Report every line in the listing below where the string "Graecis" shows up.
::::::::::
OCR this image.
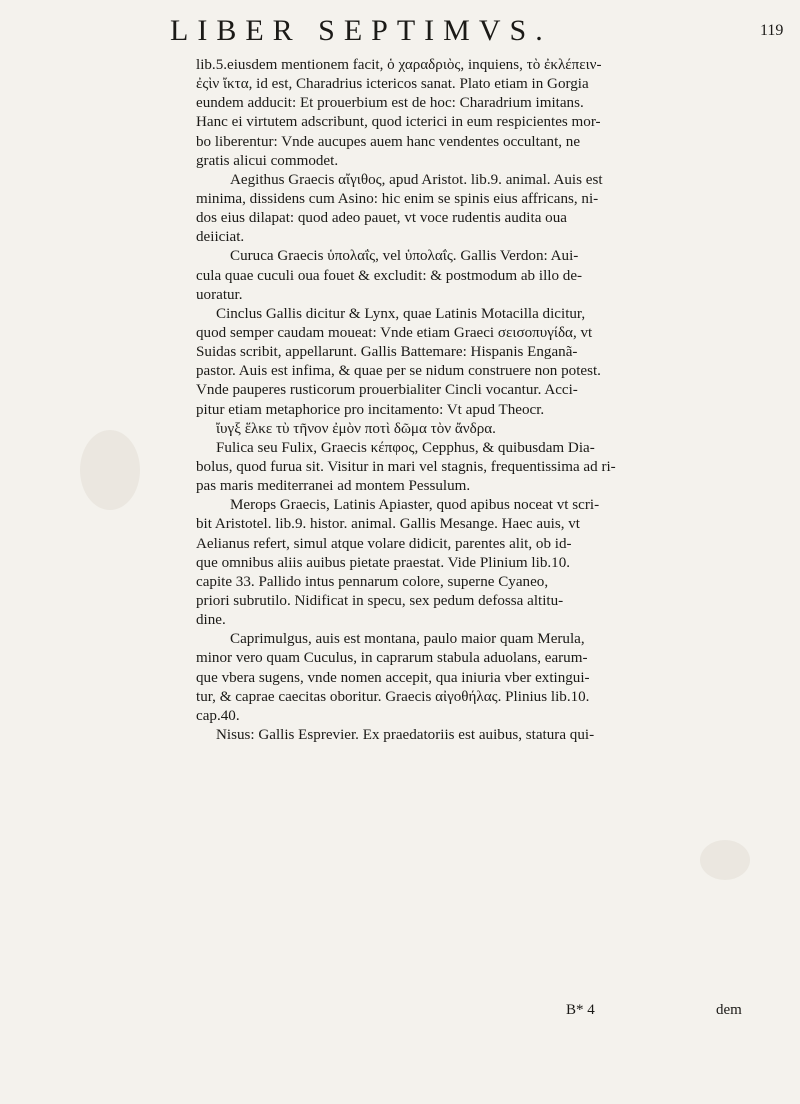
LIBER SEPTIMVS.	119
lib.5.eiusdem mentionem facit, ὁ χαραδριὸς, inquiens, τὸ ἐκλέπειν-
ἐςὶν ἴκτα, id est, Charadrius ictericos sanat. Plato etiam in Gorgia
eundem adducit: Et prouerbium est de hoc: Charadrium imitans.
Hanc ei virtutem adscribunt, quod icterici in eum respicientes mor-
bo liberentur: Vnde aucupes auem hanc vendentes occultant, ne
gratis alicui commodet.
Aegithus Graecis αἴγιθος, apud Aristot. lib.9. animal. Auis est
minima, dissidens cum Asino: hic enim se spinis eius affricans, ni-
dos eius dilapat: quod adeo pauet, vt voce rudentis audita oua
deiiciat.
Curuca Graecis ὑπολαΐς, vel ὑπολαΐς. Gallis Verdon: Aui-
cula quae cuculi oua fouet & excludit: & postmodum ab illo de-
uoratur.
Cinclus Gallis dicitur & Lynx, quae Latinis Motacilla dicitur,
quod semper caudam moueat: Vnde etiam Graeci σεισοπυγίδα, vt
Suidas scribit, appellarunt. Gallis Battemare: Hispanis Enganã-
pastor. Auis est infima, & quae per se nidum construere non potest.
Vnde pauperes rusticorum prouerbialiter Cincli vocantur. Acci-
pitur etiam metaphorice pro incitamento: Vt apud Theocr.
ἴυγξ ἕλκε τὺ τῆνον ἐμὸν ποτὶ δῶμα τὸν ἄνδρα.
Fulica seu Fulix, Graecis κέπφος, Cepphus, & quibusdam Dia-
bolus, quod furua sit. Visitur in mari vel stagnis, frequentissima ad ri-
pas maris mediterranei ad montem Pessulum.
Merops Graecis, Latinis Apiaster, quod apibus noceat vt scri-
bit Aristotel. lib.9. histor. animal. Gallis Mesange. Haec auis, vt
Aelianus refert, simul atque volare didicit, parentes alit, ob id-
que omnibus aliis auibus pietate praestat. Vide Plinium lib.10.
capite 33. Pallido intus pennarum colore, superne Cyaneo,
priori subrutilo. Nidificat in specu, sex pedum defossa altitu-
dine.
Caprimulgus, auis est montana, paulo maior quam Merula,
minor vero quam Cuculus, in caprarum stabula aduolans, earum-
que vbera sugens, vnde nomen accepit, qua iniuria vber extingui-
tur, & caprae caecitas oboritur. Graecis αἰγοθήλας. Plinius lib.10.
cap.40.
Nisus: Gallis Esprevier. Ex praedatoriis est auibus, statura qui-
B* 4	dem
::::::::::
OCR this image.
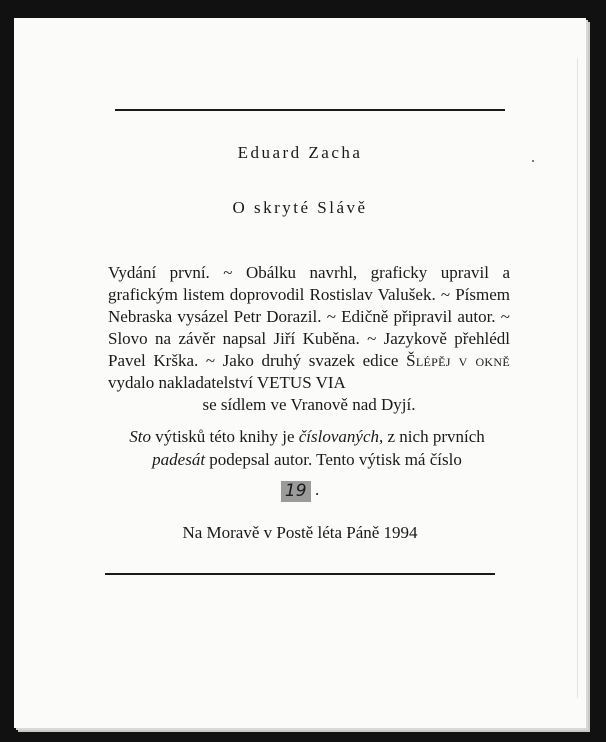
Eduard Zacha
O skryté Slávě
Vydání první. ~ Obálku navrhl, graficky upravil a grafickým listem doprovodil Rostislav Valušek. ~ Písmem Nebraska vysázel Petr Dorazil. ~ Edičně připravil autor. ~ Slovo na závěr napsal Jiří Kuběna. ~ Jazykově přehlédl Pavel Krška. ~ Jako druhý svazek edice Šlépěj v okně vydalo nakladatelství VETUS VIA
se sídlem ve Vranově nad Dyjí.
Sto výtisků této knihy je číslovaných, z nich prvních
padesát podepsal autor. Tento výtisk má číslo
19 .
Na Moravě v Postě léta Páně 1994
::::::::::
**RESULT OF THE EXERCISE:**
Aegithus Graecis αἴγιθος, apud Aristot. lib.9. animal. Auis est
Curuca Graecis ὑπολαΐς, vel ὑπολαΐς. Gallis Verdon: Aui-
Fulica seu Fulix, Graecis κέπφος, Cepphus, & quibusdam Dia-
Merops Graecis, Latinis Apiaster, quod apibus noceat vt scri-
tur, & caprae caecitas oboritur. Graecis αἰγοθήλας. Plinius lib.10.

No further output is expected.